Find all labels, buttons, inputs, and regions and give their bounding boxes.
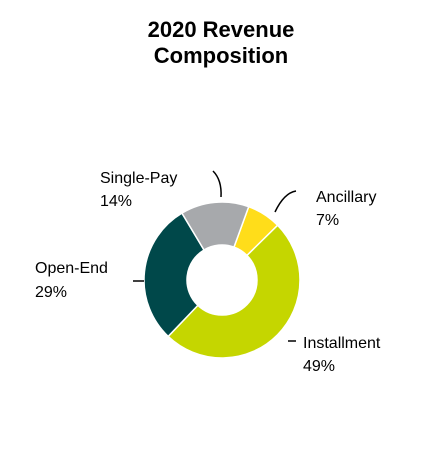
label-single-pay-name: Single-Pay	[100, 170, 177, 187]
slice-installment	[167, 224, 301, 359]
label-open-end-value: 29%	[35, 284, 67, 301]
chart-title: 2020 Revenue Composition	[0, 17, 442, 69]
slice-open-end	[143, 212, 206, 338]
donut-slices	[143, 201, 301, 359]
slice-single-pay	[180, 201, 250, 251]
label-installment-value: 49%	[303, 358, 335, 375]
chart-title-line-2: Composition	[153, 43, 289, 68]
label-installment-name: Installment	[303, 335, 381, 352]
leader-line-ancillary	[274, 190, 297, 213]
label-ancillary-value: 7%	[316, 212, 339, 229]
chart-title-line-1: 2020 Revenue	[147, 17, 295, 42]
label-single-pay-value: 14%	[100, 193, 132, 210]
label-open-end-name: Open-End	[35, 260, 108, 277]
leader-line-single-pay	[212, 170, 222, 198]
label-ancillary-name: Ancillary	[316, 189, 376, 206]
---
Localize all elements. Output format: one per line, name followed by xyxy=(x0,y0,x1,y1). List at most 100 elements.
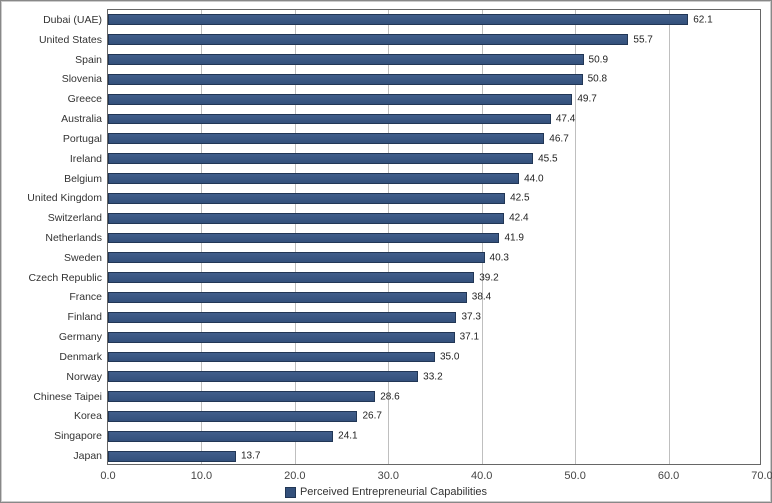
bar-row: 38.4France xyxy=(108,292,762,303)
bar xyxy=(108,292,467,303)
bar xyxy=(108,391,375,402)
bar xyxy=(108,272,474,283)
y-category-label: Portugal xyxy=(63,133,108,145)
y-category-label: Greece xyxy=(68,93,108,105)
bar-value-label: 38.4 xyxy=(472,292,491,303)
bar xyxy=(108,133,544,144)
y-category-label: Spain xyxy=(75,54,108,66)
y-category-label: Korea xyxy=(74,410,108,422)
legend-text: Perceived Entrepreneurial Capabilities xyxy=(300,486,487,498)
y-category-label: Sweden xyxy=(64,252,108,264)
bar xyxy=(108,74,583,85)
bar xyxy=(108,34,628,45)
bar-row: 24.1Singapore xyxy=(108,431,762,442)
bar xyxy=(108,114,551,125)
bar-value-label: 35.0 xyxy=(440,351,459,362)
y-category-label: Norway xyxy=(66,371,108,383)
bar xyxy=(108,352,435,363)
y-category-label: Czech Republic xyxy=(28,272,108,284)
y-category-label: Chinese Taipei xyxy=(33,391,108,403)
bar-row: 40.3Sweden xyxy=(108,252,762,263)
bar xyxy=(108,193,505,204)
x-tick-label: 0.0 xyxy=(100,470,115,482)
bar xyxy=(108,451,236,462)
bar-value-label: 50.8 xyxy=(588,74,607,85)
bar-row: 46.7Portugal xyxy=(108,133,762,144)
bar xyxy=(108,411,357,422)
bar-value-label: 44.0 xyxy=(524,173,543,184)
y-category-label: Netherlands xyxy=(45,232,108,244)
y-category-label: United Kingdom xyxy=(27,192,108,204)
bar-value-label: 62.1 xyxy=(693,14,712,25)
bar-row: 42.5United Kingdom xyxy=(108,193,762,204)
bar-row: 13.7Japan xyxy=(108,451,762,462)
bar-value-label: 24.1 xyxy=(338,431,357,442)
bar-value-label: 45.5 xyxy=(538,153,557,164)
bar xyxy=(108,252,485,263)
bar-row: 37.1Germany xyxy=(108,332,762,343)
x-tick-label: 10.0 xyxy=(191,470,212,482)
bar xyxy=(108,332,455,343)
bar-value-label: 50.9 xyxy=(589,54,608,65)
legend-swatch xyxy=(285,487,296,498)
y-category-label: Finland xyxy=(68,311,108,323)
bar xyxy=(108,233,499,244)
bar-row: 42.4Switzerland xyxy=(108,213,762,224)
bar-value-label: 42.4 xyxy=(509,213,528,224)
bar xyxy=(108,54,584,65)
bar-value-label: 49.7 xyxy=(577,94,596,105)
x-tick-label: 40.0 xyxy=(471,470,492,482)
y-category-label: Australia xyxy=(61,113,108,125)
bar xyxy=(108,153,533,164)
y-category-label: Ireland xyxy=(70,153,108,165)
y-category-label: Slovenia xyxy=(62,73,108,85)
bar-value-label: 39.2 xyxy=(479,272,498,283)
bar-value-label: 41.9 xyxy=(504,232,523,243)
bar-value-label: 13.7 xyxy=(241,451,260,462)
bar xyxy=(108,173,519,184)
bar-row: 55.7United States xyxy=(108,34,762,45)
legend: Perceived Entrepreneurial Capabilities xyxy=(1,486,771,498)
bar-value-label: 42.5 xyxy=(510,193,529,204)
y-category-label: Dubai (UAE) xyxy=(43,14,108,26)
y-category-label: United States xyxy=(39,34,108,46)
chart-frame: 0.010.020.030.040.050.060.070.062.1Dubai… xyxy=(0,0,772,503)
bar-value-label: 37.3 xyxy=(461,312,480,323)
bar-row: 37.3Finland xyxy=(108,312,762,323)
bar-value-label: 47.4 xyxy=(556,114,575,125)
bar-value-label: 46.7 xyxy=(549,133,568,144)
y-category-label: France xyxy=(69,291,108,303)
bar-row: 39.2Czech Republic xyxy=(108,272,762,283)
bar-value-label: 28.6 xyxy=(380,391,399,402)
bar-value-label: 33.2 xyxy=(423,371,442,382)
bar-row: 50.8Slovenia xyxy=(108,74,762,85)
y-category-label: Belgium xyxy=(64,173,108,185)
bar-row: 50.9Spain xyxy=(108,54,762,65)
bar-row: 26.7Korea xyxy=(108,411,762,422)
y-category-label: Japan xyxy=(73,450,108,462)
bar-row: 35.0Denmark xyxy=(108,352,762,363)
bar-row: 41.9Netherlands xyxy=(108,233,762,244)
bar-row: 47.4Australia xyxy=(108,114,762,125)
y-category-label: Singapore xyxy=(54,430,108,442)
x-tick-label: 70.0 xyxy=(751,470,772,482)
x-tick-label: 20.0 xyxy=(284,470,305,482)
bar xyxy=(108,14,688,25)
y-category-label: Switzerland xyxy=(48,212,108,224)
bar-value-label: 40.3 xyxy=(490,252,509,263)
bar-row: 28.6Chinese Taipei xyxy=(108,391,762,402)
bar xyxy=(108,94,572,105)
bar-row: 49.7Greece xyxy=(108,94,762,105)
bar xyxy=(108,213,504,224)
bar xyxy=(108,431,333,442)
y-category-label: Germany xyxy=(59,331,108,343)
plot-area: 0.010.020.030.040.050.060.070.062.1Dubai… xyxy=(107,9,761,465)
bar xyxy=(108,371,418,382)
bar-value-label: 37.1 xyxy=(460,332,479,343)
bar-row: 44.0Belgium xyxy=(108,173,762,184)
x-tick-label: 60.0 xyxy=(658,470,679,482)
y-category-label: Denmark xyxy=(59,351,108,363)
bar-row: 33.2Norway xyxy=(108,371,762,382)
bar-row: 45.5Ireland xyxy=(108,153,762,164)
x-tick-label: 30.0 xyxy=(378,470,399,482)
--
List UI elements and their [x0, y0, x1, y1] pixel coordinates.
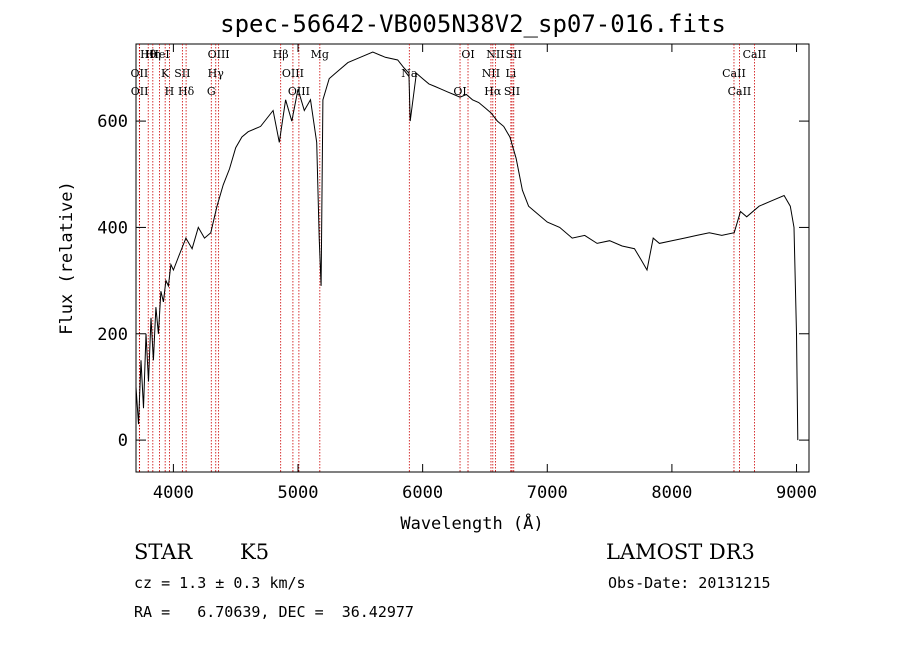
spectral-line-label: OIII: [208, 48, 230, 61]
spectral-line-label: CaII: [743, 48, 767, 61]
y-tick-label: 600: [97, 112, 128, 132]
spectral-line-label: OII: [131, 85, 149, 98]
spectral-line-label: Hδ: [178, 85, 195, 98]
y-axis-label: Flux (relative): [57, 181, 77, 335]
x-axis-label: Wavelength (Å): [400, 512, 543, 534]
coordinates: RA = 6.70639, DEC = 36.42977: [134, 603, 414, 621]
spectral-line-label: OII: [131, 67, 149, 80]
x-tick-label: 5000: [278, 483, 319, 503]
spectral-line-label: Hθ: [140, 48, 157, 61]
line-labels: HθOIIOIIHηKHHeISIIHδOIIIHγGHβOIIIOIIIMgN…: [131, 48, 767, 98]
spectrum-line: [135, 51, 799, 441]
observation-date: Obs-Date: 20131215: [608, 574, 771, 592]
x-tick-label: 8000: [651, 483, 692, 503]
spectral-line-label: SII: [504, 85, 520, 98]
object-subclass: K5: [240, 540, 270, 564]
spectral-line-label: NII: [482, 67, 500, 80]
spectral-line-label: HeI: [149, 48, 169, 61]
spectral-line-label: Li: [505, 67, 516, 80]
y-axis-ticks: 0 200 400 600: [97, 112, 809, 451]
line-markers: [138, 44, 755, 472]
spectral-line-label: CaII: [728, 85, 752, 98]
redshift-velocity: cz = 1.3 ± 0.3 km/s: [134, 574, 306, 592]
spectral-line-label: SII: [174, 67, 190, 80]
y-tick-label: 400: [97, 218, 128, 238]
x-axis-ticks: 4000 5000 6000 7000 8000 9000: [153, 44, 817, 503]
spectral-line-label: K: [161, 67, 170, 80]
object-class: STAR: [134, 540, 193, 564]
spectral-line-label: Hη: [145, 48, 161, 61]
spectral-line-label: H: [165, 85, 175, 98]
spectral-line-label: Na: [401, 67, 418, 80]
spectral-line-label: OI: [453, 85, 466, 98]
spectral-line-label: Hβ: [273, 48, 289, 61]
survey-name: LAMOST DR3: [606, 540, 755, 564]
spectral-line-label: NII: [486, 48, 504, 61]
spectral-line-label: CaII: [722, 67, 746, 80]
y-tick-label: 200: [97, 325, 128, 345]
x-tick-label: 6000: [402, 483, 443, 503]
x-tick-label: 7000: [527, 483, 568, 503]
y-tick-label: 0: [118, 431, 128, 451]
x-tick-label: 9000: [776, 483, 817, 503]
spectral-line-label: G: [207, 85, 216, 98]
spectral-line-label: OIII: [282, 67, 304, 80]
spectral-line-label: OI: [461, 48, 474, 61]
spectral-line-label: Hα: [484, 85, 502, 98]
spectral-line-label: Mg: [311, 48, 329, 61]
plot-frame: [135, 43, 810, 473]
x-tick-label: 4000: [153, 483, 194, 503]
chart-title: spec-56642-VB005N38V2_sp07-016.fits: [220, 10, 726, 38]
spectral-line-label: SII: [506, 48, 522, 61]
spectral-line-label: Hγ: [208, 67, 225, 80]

§ Prompt: Please pick out and copy every line of the records that contains the string "installment", matching case exactly.

§ Reply to the task:
slice-installment	[167, 224, 301, 359]
label-installment-value: 49%	[303, 358, 335, 375]
label-installment-name: Installment	[303, 335, 381, 352]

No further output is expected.